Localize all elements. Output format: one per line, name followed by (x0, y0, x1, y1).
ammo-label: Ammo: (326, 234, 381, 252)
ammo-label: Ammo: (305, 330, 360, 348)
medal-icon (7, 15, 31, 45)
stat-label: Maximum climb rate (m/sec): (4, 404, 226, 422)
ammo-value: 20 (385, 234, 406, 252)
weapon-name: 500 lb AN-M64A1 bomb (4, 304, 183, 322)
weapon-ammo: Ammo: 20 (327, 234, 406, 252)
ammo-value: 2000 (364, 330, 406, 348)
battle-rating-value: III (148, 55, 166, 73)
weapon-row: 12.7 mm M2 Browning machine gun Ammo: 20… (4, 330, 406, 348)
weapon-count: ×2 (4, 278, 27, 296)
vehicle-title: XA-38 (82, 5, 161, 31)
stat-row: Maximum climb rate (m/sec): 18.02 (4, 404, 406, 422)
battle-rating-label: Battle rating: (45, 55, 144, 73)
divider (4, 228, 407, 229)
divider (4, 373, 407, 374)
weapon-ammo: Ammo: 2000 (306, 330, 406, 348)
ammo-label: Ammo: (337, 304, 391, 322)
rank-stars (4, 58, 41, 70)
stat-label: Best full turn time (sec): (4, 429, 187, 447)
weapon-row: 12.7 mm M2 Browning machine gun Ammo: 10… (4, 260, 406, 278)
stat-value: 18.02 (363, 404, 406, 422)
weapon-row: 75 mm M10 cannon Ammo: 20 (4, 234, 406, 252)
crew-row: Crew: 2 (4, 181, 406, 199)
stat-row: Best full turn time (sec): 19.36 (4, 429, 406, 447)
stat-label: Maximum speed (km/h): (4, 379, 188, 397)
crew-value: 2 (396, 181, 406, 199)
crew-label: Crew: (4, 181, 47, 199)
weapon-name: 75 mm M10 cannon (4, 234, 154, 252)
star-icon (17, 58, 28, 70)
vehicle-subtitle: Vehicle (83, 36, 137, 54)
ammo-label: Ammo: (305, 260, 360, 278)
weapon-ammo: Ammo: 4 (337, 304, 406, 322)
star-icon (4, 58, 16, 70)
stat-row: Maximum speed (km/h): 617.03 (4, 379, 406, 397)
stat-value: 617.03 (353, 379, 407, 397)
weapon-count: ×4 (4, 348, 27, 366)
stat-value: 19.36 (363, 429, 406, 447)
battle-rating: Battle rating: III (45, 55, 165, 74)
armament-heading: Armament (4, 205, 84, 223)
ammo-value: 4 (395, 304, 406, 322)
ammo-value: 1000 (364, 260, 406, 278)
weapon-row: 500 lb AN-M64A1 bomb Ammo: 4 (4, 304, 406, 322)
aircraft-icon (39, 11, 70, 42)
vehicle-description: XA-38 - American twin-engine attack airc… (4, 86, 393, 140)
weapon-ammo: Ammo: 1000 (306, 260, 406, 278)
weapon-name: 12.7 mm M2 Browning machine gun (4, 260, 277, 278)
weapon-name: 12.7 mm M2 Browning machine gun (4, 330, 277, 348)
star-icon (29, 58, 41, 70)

Task to carry out =
Rewrite the rows from the start of the rows through the one containing "weapon-name: 500 lb", replacing "medal-icon" with "badge-icon" and leaving everything else unchanged.

Task response =
Localize all elements. Output format: one per line, name followed by (x0, y0, x1, y1).
ammo-label: Ammo: (326, 234, 381, 252)
ammo-label: Ammo: (305, 330, 360, 348)
badge-icon (7, 15, 31, 45)
stat-label: Maximum climb rate (m/sec): (4, 404, 226, 422)
ammo-value: 20 (385, 234, 406, 252)
weapon-name: 500 lb AN-M64A1 bomb (4, 304, 183, 322)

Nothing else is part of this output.